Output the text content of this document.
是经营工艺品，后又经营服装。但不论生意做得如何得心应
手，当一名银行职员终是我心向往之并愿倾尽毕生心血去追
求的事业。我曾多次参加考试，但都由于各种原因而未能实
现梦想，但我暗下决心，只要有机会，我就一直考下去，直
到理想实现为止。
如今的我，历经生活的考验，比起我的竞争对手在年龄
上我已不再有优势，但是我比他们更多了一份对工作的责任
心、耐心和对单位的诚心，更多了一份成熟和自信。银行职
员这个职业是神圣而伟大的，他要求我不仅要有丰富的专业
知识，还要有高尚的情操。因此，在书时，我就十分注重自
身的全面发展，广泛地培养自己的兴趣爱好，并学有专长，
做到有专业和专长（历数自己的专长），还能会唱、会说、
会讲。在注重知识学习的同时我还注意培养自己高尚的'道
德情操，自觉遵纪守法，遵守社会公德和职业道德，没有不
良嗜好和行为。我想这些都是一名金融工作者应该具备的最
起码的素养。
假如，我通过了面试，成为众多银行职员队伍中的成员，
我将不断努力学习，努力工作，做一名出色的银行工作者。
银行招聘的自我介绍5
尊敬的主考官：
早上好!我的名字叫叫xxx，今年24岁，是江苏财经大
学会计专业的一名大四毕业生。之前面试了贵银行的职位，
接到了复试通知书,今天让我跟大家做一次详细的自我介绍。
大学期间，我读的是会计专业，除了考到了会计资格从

Problem details: Above are the records; retype them all without a single difference.

Written response:
Output the text content of this document.
是经营工艺品，后又经营服装。但不论生意做得如何得心应
手，当一名银行职员终是我心向往之并愿倾尽毕生心血去追
求的事业。我曾多次参加考试，但都由于各种原因而未能实
现梦想，但我暗下决心，只要有机会，我就一直考下去，直
到理想实现为止。
如今的我，历经生活的考验，比起我的竞争对手在年龄
上我已不再有优势，但是我比他们更多了一份对工作的责任
心、耐心和对单位的诚心，更多了一份成熟和自信。银行职
员这个职业是神圣而伟大的，他要求我不仅要有丰富的专业
知识，还要有高尚的情操。因此，在书时，我就十分注重自
身的全面发展，广泛地培养自己的兴趣爱好，并学有专长，
做到有专业和专长（历数自己的专长），还能会唱、会说、
会讲。在注重知识学习的同时我还注意培养自己高尚的'道
德情操，自觉遵纪守法，遵守社会公德和职业道德，没有不
良嗜好和行为。我想这些都是一名金融工作者应该具备的最
起码的素养。
假如，我通过了面试，成为众多银行职员队伍中的成员，
我将不断努力学习，努力工作，做一名出色的银行工作者。
银行招聘的自我介绍5
尊敬的主考官：
早上好!我的名字叫叫xxx，今年24岁，是江苏财经大
学会计专业的一名大四毕业生。之前面试了贵银行的职位，
接到了复试通知书,今天让我跟大家做一次详细的自我介绍。
大学期间，我读的是会计专业，除了考到了会计资格从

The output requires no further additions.